▶ Required task
Leave out the pictures and copy everything else in the entries exactly.

Dataset entries
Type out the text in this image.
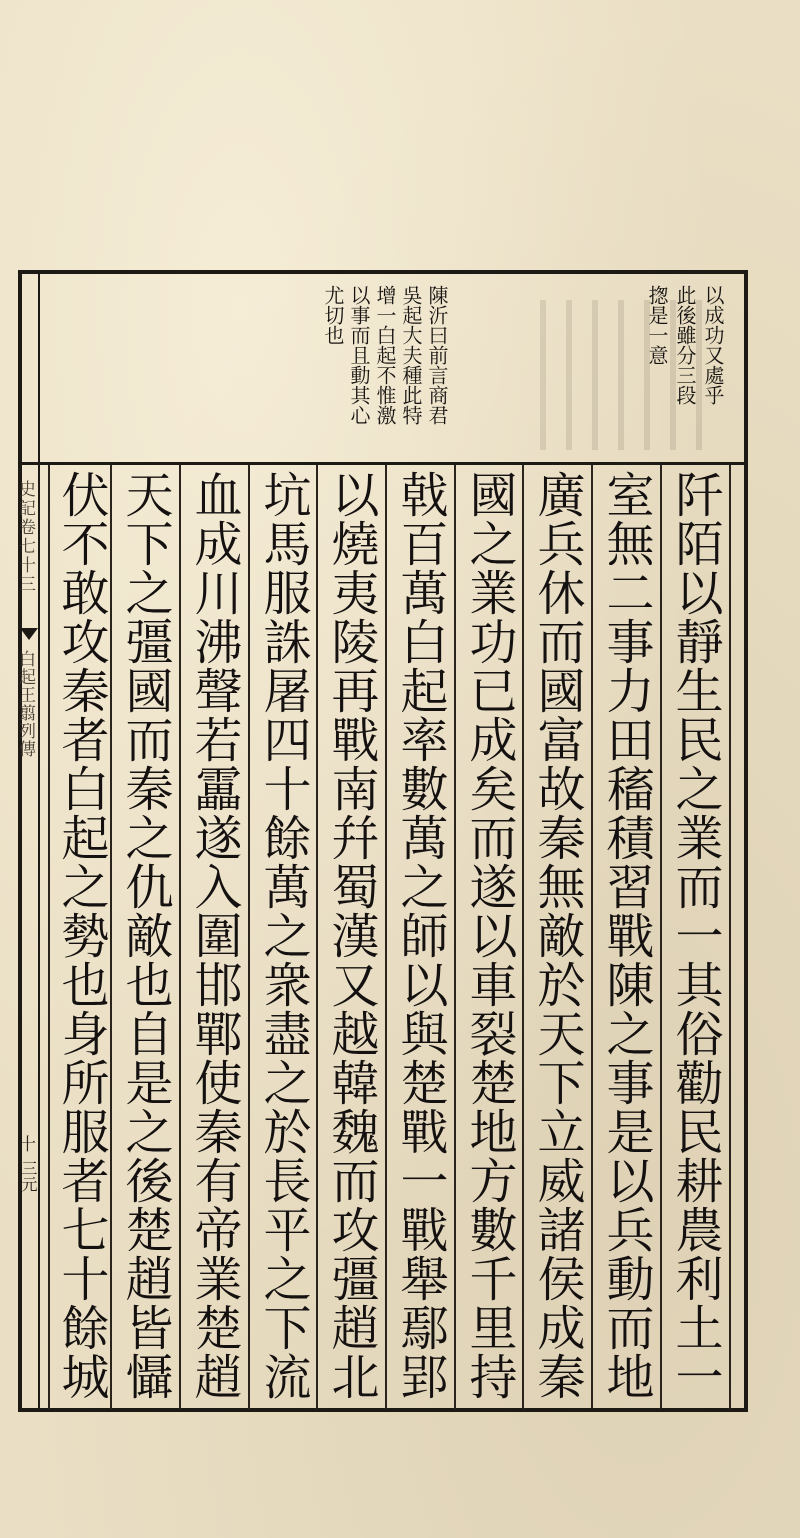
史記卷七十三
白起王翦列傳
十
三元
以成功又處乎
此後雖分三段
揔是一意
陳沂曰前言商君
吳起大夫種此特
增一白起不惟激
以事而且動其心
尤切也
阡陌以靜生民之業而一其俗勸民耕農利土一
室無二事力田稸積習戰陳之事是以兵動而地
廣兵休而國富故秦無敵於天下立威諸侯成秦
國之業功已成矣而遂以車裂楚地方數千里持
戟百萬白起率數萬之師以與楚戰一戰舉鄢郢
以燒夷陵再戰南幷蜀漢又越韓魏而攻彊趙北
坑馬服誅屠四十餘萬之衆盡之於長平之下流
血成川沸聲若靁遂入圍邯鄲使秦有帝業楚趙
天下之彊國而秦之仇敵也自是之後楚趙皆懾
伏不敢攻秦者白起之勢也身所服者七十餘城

▶ Full answer
Type out the text in this image.
史記卷七十三
白起王翦列傳
十
三元
以成功又處乎
此後雖分三段
揔是一意
陳沂曰前言商君
吳起大夫種此特
增一白起不惟激
以事而且動其心
尤切也
阡陌以靜生民之業而一其俗勸民耕農利土一
室無二事力田稸積習戰陳之事是以兵動而地
廣兵休而國富故秦無敵於天下立威諸侯成秦
國之業功已成矣而遂以車裂楚地方數千里持
戟百萬白起率數萬之師以與楚戰一戰舉鄢郢
以燒夷陵再戰南幷蜀漢又越韓魏而攻彊趙北
坑馬服誅屠四十餘萬之衆盡之於長平之下流
血成川沸聲若靁遂入圍邯鄲使秦有帝業楚趙
天下之彊國而秦之仇敵也自是之後楚趙皆懾
伏不敢攻秦者白起之勢也身所服者七十餘城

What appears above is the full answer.